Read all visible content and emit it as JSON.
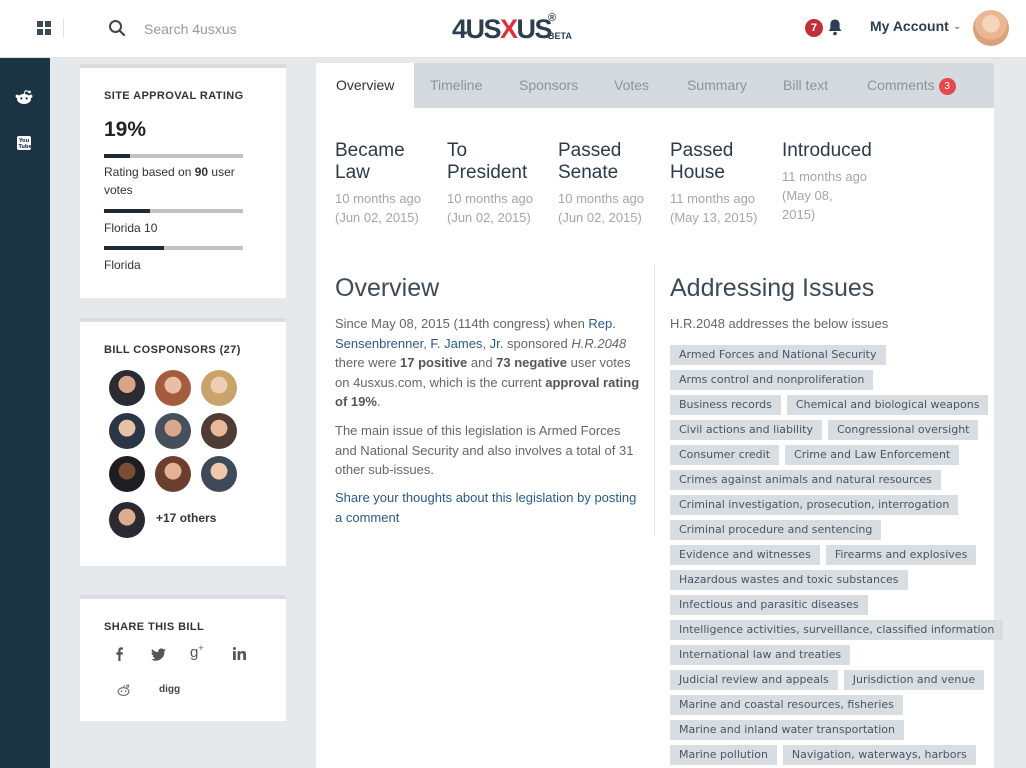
{
  "header": {
    "search_placeholder": "Search 4usxus",
    "logo_text_a": "4US",
    "logo_text_x": "X",
    "logo_text_b": "US",
    "logo_reg": "®",
    "logo_beta": "BETA",
    "notification_count": "7",
    "account_label": "My Account"
  },
  "sidebar": {
    "approval": {
      "title": "SITE APPROVAL RATING",
      "value": "19%",
      "rating_text_prefix": "Rating based on ",
      "rating_votes": "90",
      "rating_text_suffix": " user votes",
      "district_label": "Florida 10",
      "state_label": "Florida",
      "fills": [
        0.19,
        0.33,
        0.43
      ]
    },
    "cosponsors": {
      "title": "BILL COSPONSORS (27)",
      "others": "+17 others"
    },
    "share": {
      "title": "SHARE THIS BILL",
      "icons": [
        "facebook-icon",
        "twitter-icon",
        "google-plus-icon",
        "linkedin-icon",
        "reddit-icon",
        "digg-icon"
      ],
      "digg_label": "digg"
    }
  },
  "tabs": [
    {
      "label": "Overview"
    },
    {
      "label": "Timeline"
    },
    {
      "label": "Sponsors"
    },
    {
      "label": "Votes"
    },
    {
      "label": "Summary"
    },
    {
      "label": "Bill text"
    },
    {
      "label": "Comments",
      "badge": "3"
    }
  ],
  "statuses": [
    {
      "title": "Became Law",
      "date": "10 months ago (Jun 02, 2015)"
    },
    {
      "title": "To President",
      "date": "10 months ago (Jun 02, 2015)"
    },
    {
      "title": "Passed Senate",
      "date": "10 months ago (Jun 02, 2015)"
    },
    {
      "title": "Passed House",
      "date": "11 months ago (May 13, 2015)"
    },
    {
      "title": "Introduced",
      "date": "11 months ago (May 08, 2015)"
    }
  ],
  "overview": {
    "heading": "Overview",
    "p1_a": "Since May 08, 2015 (114th congress) when ",
    "p1_sponsor_1": "Rep.",
    "p1_sponsor_2": "Sensenbrenner",
    "p1_sponsor_3": "F. James",
    "p1_sponsor_4": "Jr.",
    "p1_b": " sponsored ",
    "p1_bill": "H.R.2048",
    "p1_c": " there were ",
    "p1_pos": "17 positive",
    "p1_d": " and ",
    "p1_neg": "73 negative",
    "p1_e": " user votes on 4usxus.com, which is the current ",
    "p1_rating": "approval rating of 19%",
    "p1_f": ".",
    "p2": "The main issue of this legislation is Armed Forces and National Security and also involves a total of 31 other sub-issues.",
    "p3": "Share your thoughts about this legislation by posting a comment"
  },
  "issues": {
    "heading": "Addressing Issues",
    "intro": "H.R.2048 addresses the below issues",
    "rows": [
      [
        "Armed Forces and National Security"
      ],
      [
        "Arms control and nonproliferation"
      ],
      [
        "Business records",
        "Chemical and biological weapons"
      ],
      [
        "Civil actions and liability",
        "Congressional oversight"
      ],
      [
        "Consumer credit",
        "Crime and Law Enforcement"
      ],
      [
        "Crimes against animals and natural resources"
      ],
      [
        "Criminal investigation, prosecution, interrogation"
      ],
      [
        "Criminal procedure and sentencing"
      ],
      [
        "Evidence and witnesses",
        "Firearms and explosives"
      ],
      [
        "Hazardous wastes and toxic substances"
      ],
      [
        "Infectious and parasitic diseases"
      ],
      [
        "Intelligence activities, surveillance, classified information"
      ],
      [
        "International law and treaties"
      ],
      [
        "Judicial review and appeals",
        "Jurisdiction and venue"
      ],
      [
        "Marine and coastal resources, fisheries"
      ],
      [
        "Marine and inland water transportation"
      ],
      [
        "Marine pollution",
        "Navigation, waterways, harbors"
      ]
    ]
  },
  "colors": {
    "rail": "#1a3443",
    "accent_red": "#d8323c",
    "link": "#2b5a85"
  }
}
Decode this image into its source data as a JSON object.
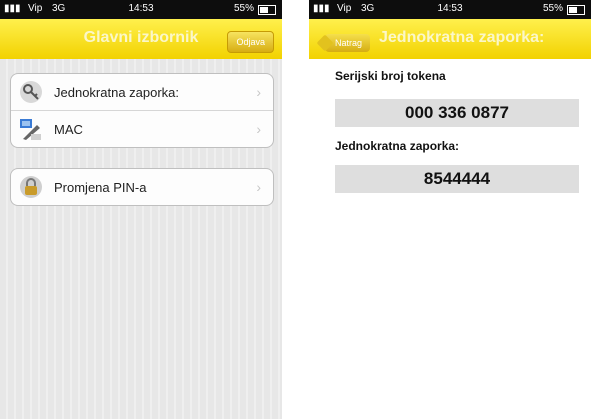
{
  "status": {
    "carrier": "Vip",
    "network": "3G",
    "time": "14:53",
    "battery": "55%"
  },
  "main_menu": {
    "title": "Glavni izbornik",
    "logout_label": "Odjava",
    "items": [
      {
        "label": "Jednokratna zaporka:",
        "icon": "key-icon"
      },
      {
        "label": "MAC",
        "icon": "pen-icon"
      },
      {
        "label": "Promjena PIN-a",
        "icon": "lock-icon"
      }
    ]
  },
  "otp_screen": {
    "title": "Jednokratna zaporka:",
    "back_label": "Natrag",
    "serial_label": "Serijski broj tokena",
    "serial_value": "000 336 0877",
    "otp_label": "Jednokratna zaporka:",
    "otp_value": "8544444"
  },
  "colors": {
    "accent_yellow": "#f2d200",
    "status_bar": "#0d0d0d",
    "field_bg": "#dedede"
  }
}
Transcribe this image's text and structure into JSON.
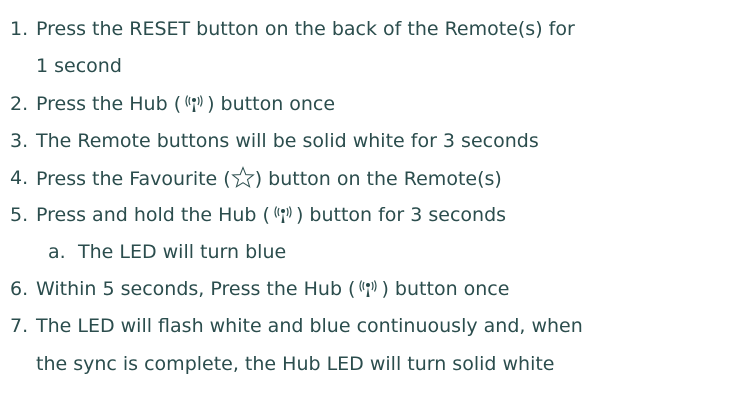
{
  "steps": [
    {
      "num": "1.",
      "text": "Press the RESET button on the back of the Remote(s) for",
      "cont": "1 second"
    },
    {
      "num": "2.",
      "pre": "Press the Hub (",
      "icon": "hub-icon",
      "post": ") button once"
    },
    {
      "num": "3.",
      "text": "The Remote buttons will be solid white for 3 seconds"
    },
    {
      "num": "4.",
      "pre": "Press the Favourite (",
      "icon": "star-outline-icon",
      "post": ") button on the Remote(s)"
    },
    {
      "num": "5.",
      "pre": "Press and hold the Hub (",
      "icon": "hub-icon",
      "post": ") button for 3 seconds"
    },
    {
      "num": "a.",
      "text": "The LED will turn blue"
    },
    {
      "num": "6.",
      "pre": "Within 5 seconds, Press the Hub (",
      "icon": "hub-icon",
      "post": ") button once"
    },
    {
      "num": "7.",
      "text": "The LED will flash white and blue continuously and, when",
      "cont": "the sync is complete, the Hub LED will turn solid white"
    }
  ]
}
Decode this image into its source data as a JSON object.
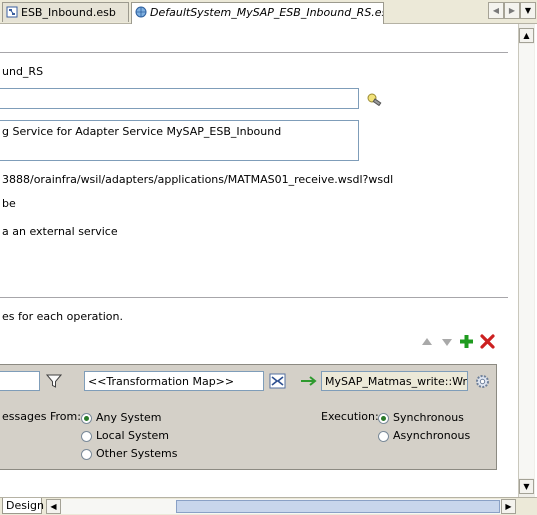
{
  "tabs": [
    {
      "label": "ESB_Inbound.esb",
      "active": false
    },
    {
      "label": "DefaultSystem_MySAP_ESB_Inbound_RS.esbsvc",
      "active": true
    }
  ],
  "form": {
    "name_value": "und_RS",
    "system_field_value": "",
    "description_value": "g Service for Adapter Service MySAP_ESB_Inbound",
    "wsdl_value": "3888/orainfra/wsil/adapters/applications/MATMAS01_receive.wsdl?wsdl",
    "type_value": "be",
    "external_label": "a an external service"
  },
  "operations_hint": "es for each operation.",
  "routing": {
    "filter_value": "",
    "transformation_map": "<<Transformation Map>>",
    "target": "MySAP_Matmas_write::Write",
    "accept_label": "essages From:",
    "accept_options": [
      "Any System",
      "Local System",
      "Other Systems"
    ],
    "accept_selected": "Any System",
    "execution_label": "Execution:",
    "execution_options": [
      "Synchronous",
      "Asynchronous"
    ],
    "execution_selected": "Synchronous"
  },
  "bottom_tab": "Design",
  "colors": {
    "add_icon": "#1f9b1f",
    "delete_icon": "#cc2020",
    "arrow_icon": "#2e9a2e"
  }
}
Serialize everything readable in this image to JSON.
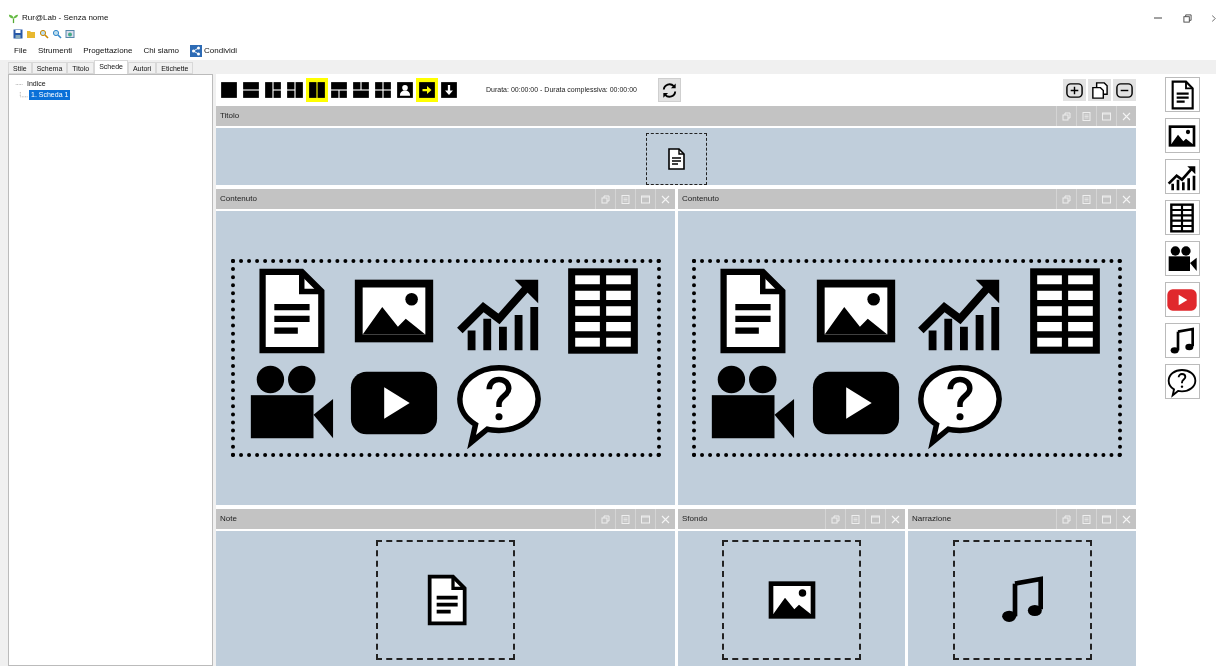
{
  "window": {
    "title": "Rur@Lab - Senza nome"
  },
  "menu": [
    {
      "label": "File",
      "kind": "text"
    },
    {
      "label": "Strumenti",
      "kind": "text"
    },
    {
      "label": "Progettazione",
      "kind": "text"
    },
    {
      "label": "Chi siamo",
      "kind": "text"
    },
    {
      "label": "Condividi",
      "kind": "share"
    }
  ],
  "tabs": [
    {
      "label": "Stile",
      "selected": false
    },
    {
      "label": "Schema",
      "selected": false
    },
    {
      "label": "Titolo",
      "selected": false
    },
    {
      "label": "Schede",
      "selected": true
    },
    {
      "label": "Autori",
      "selected": false
    },
    {
      "label": "Etichette",
      "selected": false
    }
  ],
  "tree": [
    {
      "label": "Indice",
      "selected": false,
      "children": [
        {
          "label": "1. Scheda 1",
          "selected": true
        }
      ]
    }
  ],
  "layout_buttons": [
    {
      "kind": "single",
      "selected": false
    },
    {
      "kind": "two-rows",
      "selected": false
    },
    {
      "kind": "left-split",
      "selected": false
    },
    {
      "kind": "quad-split",
      "selected": false
    },
    {
      "kind": "two-columns",
      "selected": true
    },
    {
      "kind": "top-split",
      "selected": false
    },
    {
      "kind": "bottom-split",
      "selected": false
    },
    {
      "kind": "four",
      "selected": false
    },
    {
      "kind": "portrait",
      "selected": false
    },
    {
      "kind": "arrow-right",
      "selected": true
    },
    {
      "kind": "arrow-down",
      "selected": false
    }
  ],
  "duration": "Durata: 00:00:00 - Durata complessiva: 00:00:00",
  "panel_rows": [
    {
      "panels": [
        {
          "title": "Titolo",
          "kind": "single",
          "elements": [
            {
              "kind": "text"
            }
          ]
        }
      ]
    },
    {
      "panels": [
        {
          "title": "Contenuto",
          "kind": "multi",
          "elements": [
            {
              "kind": "text"
            },
            {
              "kind": "image"
            },
            {
              "kind": "chart"
            },
            {
              "kind": "table"
            },
            {
              "kind": "camera"
            },
            {
              "kind": "play"
            },
            {
              "kind": "quiz"
            }
          ]
        },
        {
          "title": "Contenuto",
          "kind": "multi",
          "elements": [
            {
              "kind": "text"
            },
            {
              "kind": "image"
            },
            {
              "kind": "chart"
            },
            {
              "kind": "table"
            },
            {
              "kind": "camera"
            },
            {
              "kind": "play"
            },
            {
              "kind": "quiz"
            }
          ]
        }
      ]
    },
    {
      "panels": [
        {
          "title": "Note",
          "kind": "single",
          "elements": [
            {
              "kind": "text"
            }
          ]
        },
        {
          "title": "Sfondo",
          "kind": "single",
          "elements": [
            {
              "kind": "image"
            }
          ]
        },
        {
          "title": "Narrazione",
          "kind": "single",
          "elements": [
            {
              "kind": "audio"
            }
          ]
        }
      ]
    }
  ],
  "palette": [
    {
      "kind": "text"
    },
    {
      "kind": "image"
    },
    {
      "kind": "chart"
    },
    {
      "kind": "table"
    },
    {
      "kind": "camera"
    },
    {
      "kind": "youtube"
    },
    {
      "kind": "audio"
    },
    {
      "kind": "quiz"
    }
  ]
}
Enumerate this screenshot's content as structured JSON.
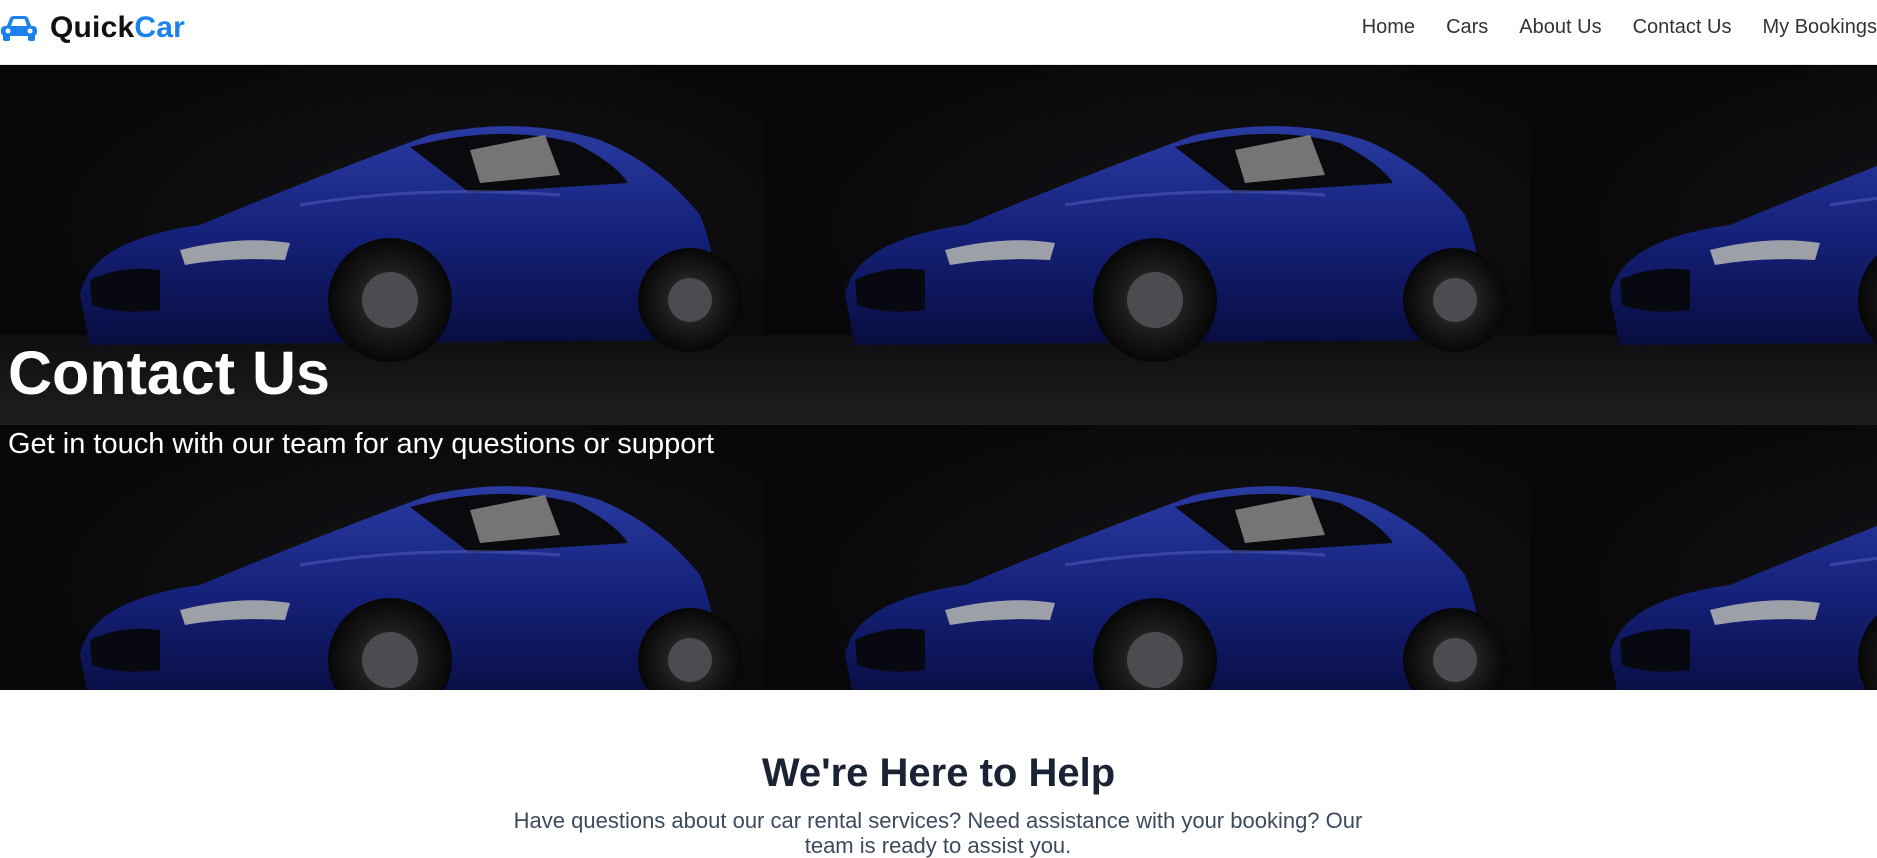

=-=-=

# [Problem details]
Find the word "Passed" and list each line it appears in.

# [Full answer]
      "title": "Passed Senate",
      "title": "Passed House",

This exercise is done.